Task requirements: What is the number of lines holding the word "true"? Give that number alone.
----- Excerpted data
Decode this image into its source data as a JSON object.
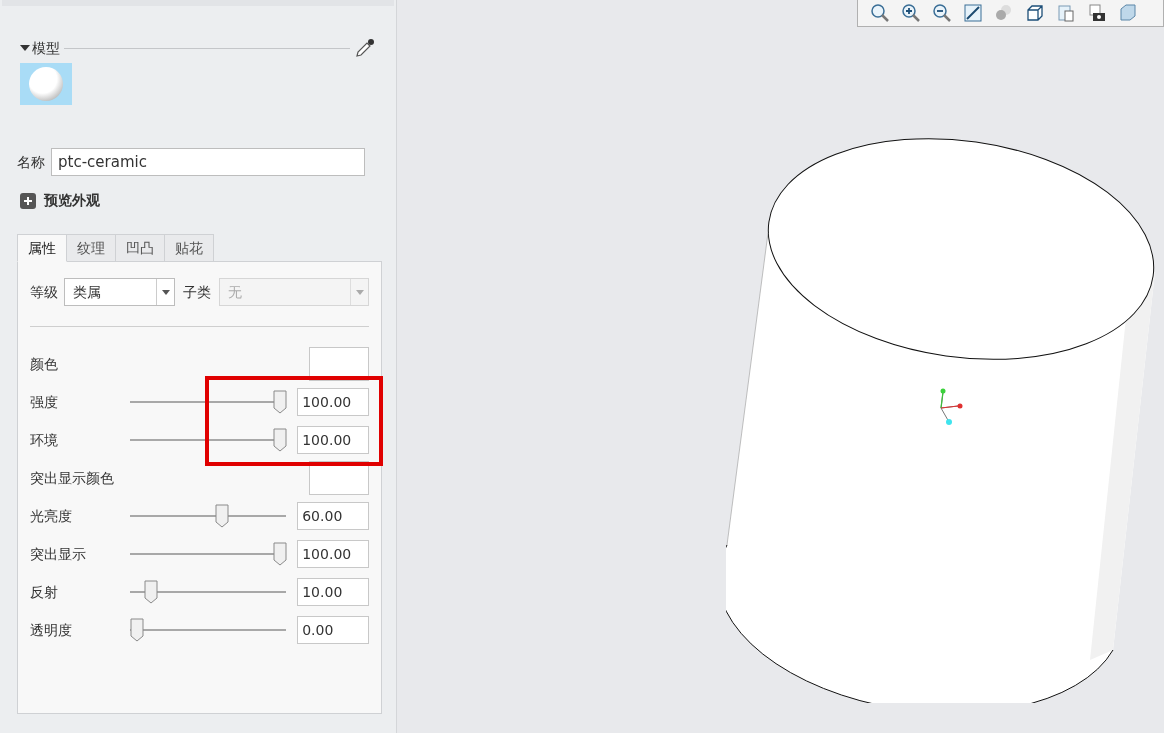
{
  "model_section": {
    "title": "模型",
    "expanded": true
  },
  "name_field": {
    "label": "名称",
    "value": "ptc-ceramic"
  },
  "preview": {
    "label": "预览外观",
    "expanded": false
  },
  "tabs": [
    {
      "label": "属性",
      "selected": true
    },
    {
      "label": "纹理",
      "selected": false
    },
    {
      "label": "凹凸",
      "selected": false
    },
    {
      "label": "贴花",
      "selected": false
    }
  ],
  "class_row": {
    "label": "等级",
    "value": "类属",
    "sub_label": "子类",
    "sub_value": "无",
    "sub_disabled": true
  },
  "properties": [
    {
      "kind": "color",
      "label": "颜色",
      "color": "#ffffff"
    },
    {
      "kind": "slider",
      "label": "强度",
      "level": 1,
      "value": "100.00"
    },
    {
      "kind": "slider",
      "label": "环境",
      "level": 1,
      "value": "100.00"
    },
    {
      "kind": "color",
      "label": "突出显示颜色",
      "color": "#ffffff"
    },
    {
      "kind": "slider",
      "label": "光亮度",
      "level": 0.6,
      "value": "60.00"
    },
    {
      "kind": "slider",
      "label": "突出显示",
      "level": 1,
      "value": "100.00"
    },
    {
      "kind": "slider",
      "label": "反射",
      "level": 0.1,
      "value": "10.00"
    },
    {
      "kind": "slider",
      "label": "透明度",
      "level": 0,
      "value": "0.00"
    }
  ]
}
----------
Output of the task: 3